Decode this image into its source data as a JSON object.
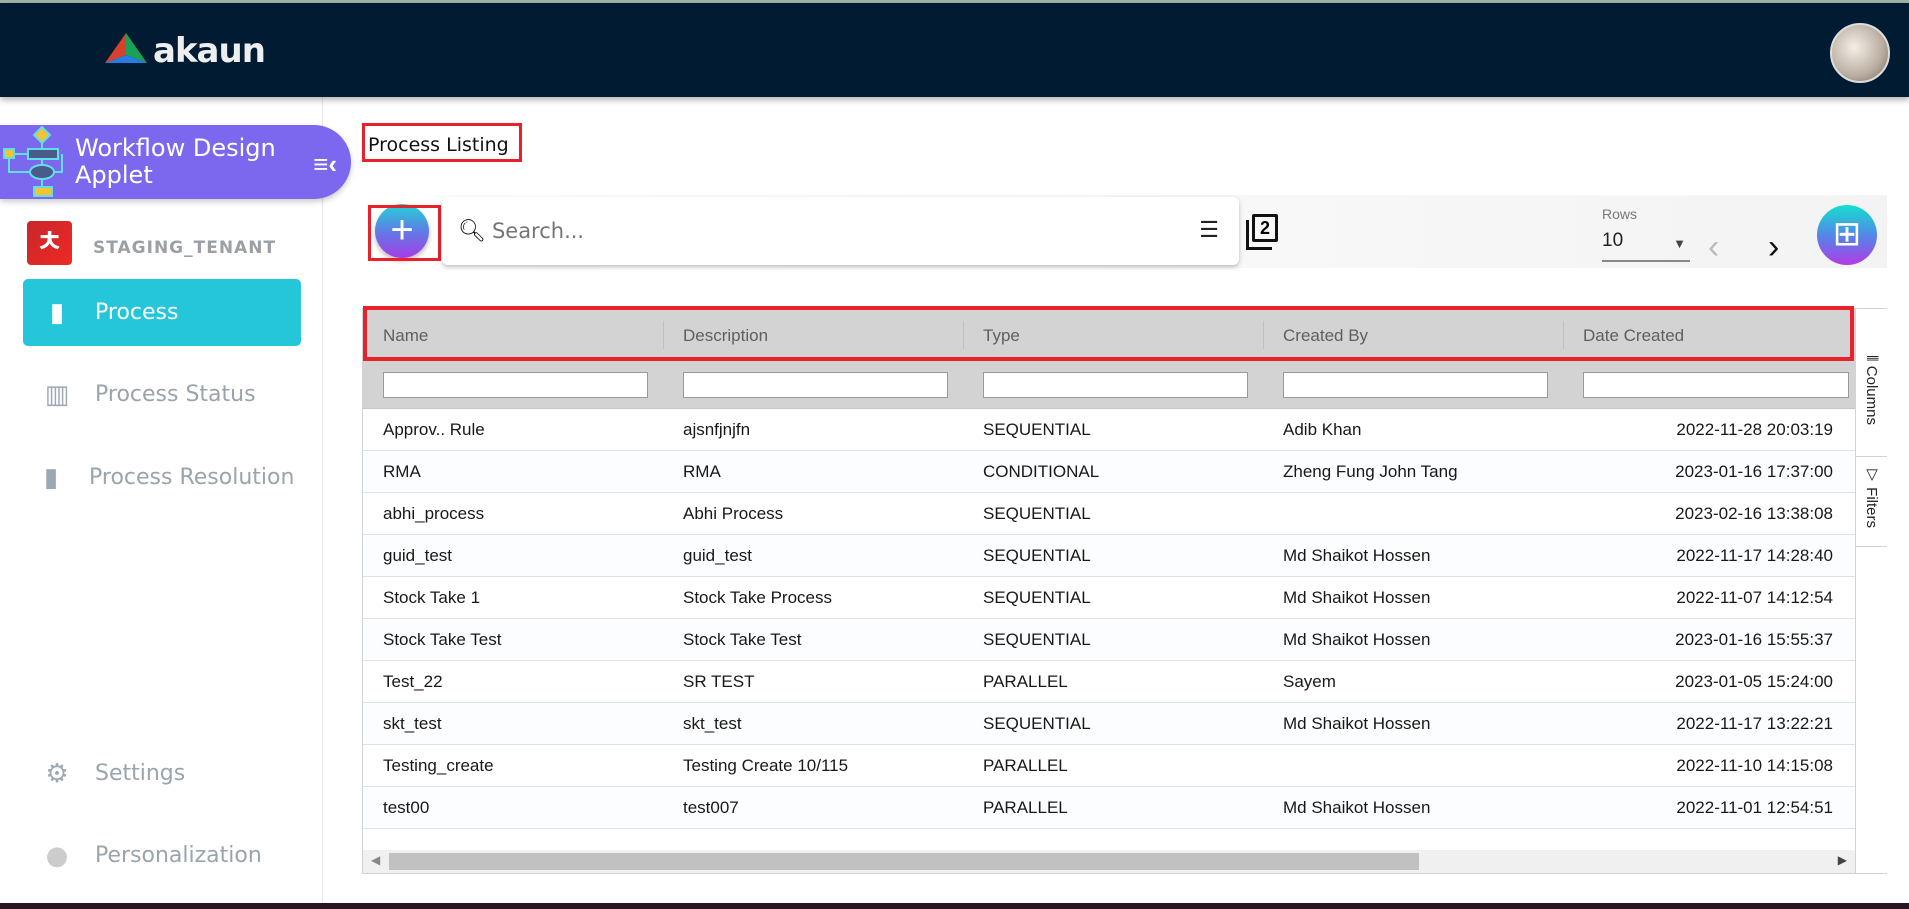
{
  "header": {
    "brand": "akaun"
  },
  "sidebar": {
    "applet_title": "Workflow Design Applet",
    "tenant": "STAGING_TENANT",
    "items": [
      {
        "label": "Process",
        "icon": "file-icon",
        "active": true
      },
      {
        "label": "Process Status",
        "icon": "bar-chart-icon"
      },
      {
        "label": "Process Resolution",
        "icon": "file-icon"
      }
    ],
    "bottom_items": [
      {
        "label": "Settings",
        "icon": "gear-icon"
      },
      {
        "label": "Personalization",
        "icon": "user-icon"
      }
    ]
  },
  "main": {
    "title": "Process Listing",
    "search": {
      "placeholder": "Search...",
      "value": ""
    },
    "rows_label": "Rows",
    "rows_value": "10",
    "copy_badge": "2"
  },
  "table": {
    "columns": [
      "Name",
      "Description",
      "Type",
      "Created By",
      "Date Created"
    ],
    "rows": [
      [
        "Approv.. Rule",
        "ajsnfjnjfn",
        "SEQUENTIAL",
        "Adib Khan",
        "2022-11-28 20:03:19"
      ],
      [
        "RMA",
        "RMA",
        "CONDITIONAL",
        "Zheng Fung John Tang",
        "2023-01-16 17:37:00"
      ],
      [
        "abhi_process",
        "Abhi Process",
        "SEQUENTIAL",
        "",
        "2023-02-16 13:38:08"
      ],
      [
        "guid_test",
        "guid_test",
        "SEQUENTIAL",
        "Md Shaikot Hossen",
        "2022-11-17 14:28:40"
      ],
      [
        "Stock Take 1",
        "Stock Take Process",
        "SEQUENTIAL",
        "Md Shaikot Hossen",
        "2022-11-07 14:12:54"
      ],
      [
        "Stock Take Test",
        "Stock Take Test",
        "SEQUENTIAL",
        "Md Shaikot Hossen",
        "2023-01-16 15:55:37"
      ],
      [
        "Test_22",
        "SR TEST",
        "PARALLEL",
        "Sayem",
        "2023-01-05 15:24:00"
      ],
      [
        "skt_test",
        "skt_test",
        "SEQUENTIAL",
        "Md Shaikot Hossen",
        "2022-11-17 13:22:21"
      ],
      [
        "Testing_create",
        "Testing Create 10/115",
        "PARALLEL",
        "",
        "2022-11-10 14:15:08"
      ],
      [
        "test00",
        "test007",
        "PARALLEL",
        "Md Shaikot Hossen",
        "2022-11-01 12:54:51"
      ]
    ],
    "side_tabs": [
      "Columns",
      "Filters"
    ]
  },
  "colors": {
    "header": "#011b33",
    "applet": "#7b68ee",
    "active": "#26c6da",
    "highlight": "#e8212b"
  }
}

DIRECTIONS FOR THIS TASK: Find every line in the records above that holds the word "Take", and copy each one.

RESULT:
        "Stock Take 1",
        "Stock Take Process",
        "Stock Take Test",
        "Stock Take Test",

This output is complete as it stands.